Dataset entries
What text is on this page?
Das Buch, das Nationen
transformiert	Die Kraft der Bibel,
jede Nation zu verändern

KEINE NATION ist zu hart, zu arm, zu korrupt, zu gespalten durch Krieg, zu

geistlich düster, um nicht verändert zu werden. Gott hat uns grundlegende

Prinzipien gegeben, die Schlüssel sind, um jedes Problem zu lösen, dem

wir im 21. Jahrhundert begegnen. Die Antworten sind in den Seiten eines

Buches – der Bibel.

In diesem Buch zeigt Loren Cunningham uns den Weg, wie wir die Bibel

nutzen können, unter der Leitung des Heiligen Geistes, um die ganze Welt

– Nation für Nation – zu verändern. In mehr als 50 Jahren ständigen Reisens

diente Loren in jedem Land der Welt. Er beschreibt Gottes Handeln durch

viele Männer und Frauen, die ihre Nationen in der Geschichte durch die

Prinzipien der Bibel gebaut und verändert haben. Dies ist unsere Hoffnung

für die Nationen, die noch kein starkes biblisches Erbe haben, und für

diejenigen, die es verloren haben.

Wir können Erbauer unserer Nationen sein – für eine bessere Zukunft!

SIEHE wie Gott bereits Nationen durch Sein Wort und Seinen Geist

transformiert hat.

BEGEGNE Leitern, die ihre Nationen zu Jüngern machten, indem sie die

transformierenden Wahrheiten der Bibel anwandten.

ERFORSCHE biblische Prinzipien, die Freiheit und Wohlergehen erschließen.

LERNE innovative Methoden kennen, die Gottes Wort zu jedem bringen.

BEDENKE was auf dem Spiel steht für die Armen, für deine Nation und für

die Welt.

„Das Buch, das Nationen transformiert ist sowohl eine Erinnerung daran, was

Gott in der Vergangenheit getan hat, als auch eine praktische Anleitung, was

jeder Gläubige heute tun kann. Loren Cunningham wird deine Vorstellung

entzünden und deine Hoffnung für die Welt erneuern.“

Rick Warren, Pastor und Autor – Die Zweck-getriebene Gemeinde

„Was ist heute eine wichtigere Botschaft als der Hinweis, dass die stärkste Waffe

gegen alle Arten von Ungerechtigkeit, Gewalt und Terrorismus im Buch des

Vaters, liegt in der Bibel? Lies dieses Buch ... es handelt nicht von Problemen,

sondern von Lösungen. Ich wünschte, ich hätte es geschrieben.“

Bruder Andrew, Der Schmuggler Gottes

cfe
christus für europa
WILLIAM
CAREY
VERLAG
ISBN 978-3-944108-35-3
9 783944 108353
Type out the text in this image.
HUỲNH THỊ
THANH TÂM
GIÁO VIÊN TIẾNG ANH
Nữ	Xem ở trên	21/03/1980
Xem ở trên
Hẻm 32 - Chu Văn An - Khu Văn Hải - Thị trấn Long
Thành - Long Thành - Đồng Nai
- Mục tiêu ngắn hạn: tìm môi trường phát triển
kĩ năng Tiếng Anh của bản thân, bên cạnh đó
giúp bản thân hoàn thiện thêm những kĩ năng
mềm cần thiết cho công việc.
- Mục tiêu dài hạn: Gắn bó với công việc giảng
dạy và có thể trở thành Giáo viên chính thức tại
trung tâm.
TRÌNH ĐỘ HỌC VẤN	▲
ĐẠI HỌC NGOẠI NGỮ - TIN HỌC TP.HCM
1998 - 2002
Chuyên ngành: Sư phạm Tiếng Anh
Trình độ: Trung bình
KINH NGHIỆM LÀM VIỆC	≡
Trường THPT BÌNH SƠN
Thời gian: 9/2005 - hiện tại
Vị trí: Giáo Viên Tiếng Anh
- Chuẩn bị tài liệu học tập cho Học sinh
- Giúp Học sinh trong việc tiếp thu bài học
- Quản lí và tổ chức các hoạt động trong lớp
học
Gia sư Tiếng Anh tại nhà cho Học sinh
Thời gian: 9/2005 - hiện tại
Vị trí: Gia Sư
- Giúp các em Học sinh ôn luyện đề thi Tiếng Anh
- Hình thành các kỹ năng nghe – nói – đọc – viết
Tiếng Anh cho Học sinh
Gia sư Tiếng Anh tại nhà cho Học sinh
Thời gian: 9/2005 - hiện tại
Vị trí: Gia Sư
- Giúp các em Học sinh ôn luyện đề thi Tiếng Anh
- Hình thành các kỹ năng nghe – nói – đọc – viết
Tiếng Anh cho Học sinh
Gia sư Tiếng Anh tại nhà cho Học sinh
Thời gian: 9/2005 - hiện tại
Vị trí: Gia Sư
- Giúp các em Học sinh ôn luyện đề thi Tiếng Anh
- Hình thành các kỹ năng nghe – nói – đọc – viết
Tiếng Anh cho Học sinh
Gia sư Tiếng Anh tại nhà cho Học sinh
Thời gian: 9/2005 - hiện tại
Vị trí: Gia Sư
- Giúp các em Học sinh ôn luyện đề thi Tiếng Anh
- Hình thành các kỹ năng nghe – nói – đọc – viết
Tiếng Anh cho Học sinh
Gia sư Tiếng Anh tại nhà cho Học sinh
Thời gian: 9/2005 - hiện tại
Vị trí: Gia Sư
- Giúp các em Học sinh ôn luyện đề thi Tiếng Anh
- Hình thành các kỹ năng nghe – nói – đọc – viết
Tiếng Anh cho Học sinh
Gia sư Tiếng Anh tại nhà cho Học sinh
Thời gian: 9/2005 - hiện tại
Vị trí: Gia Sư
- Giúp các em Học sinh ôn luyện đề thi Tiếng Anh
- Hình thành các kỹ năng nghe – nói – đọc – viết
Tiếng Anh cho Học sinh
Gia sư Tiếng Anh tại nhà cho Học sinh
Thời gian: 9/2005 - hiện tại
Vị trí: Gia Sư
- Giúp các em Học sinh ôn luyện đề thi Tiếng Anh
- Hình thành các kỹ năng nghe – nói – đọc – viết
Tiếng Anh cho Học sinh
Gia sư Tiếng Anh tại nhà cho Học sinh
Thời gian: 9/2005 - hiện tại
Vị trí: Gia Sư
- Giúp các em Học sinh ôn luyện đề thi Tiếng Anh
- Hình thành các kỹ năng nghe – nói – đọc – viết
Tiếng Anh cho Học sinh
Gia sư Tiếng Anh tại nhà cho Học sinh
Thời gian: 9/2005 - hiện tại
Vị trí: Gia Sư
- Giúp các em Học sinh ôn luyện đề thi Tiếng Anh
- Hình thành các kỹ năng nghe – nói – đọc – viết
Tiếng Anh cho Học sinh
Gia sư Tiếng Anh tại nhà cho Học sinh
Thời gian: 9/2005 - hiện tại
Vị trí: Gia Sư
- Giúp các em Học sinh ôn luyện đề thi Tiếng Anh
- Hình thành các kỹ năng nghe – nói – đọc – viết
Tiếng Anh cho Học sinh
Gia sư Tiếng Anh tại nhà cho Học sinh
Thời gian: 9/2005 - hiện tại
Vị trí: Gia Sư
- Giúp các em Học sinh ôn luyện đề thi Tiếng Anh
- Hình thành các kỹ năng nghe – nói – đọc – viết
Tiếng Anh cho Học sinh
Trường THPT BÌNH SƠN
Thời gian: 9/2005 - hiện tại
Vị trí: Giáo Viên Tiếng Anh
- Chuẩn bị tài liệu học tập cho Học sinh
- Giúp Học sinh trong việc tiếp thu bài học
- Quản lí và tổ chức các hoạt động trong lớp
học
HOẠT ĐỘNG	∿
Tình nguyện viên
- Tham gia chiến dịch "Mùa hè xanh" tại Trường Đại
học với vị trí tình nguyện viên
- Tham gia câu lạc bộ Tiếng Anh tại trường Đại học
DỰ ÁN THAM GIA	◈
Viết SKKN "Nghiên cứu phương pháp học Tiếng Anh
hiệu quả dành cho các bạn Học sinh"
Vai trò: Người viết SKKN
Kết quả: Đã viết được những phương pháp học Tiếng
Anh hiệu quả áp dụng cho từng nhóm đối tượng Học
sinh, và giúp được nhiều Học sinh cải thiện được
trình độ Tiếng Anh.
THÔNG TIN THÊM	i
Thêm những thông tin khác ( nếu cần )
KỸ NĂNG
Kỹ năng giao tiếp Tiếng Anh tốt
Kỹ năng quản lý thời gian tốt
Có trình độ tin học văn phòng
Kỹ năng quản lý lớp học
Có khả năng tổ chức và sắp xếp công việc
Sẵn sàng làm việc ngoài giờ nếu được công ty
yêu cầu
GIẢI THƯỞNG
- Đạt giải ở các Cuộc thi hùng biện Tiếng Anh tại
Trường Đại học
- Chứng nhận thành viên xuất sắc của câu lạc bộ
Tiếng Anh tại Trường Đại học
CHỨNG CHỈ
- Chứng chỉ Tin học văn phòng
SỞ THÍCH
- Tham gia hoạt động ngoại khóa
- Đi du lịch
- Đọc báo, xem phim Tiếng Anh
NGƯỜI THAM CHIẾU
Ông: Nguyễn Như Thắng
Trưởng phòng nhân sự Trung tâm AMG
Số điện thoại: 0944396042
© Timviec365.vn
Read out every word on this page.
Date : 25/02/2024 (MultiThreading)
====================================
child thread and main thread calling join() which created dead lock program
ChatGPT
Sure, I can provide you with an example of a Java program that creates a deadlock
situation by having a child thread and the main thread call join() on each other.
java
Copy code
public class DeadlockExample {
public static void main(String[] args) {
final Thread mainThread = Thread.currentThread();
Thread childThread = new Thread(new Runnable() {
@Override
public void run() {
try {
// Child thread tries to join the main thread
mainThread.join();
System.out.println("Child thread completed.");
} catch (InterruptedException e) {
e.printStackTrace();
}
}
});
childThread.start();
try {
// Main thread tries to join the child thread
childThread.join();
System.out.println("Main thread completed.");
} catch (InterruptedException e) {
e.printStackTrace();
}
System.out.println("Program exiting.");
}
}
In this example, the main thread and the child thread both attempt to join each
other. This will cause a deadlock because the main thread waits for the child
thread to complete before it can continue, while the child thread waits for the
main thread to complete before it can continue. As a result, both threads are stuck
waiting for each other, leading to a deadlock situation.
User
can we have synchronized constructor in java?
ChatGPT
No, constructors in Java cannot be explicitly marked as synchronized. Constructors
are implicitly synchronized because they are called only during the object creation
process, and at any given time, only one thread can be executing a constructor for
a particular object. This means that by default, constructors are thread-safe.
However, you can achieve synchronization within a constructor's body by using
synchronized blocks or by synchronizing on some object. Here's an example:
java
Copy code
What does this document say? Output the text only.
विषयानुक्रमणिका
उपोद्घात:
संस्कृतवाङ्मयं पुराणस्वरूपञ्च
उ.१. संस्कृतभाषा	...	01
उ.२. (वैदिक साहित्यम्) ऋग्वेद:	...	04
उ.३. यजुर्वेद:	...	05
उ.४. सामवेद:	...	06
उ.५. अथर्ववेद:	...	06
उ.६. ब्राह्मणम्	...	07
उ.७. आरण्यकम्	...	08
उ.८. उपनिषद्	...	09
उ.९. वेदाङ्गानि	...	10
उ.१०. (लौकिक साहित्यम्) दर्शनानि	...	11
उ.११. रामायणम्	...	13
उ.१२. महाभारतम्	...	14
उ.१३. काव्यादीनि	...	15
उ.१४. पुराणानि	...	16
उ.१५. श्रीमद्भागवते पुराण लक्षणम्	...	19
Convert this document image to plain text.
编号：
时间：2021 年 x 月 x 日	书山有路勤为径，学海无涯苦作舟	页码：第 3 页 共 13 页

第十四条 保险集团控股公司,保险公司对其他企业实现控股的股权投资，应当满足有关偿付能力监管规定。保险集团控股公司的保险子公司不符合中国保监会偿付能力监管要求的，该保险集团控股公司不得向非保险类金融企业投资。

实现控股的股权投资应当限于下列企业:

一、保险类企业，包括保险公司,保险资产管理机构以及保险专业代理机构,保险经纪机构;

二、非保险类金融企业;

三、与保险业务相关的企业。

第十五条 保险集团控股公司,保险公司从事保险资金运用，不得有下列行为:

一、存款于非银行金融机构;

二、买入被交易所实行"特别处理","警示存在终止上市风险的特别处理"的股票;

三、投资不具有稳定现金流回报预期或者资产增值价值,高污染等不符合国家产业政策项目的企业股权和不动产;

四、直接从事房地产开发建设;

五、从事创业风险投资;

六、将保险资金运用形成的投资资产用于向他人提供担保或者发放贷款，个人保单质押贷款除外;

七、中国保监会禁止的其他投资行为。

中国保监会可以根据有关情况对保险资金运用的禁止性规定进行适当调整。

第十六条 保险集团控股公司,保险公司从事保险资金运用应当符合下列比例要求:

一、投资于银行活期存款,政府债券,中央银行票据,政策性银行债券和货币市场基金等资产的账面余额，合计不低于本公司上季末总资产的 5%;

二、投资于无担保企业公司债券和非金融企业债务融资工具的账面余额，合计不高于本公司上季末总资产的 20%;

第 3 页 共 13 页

> [WHAT IS EXPECTED] State the number of lines in these entries that include the string "page". Provide nothing beyond that number.

> [EXERCISE RESPONSE] 2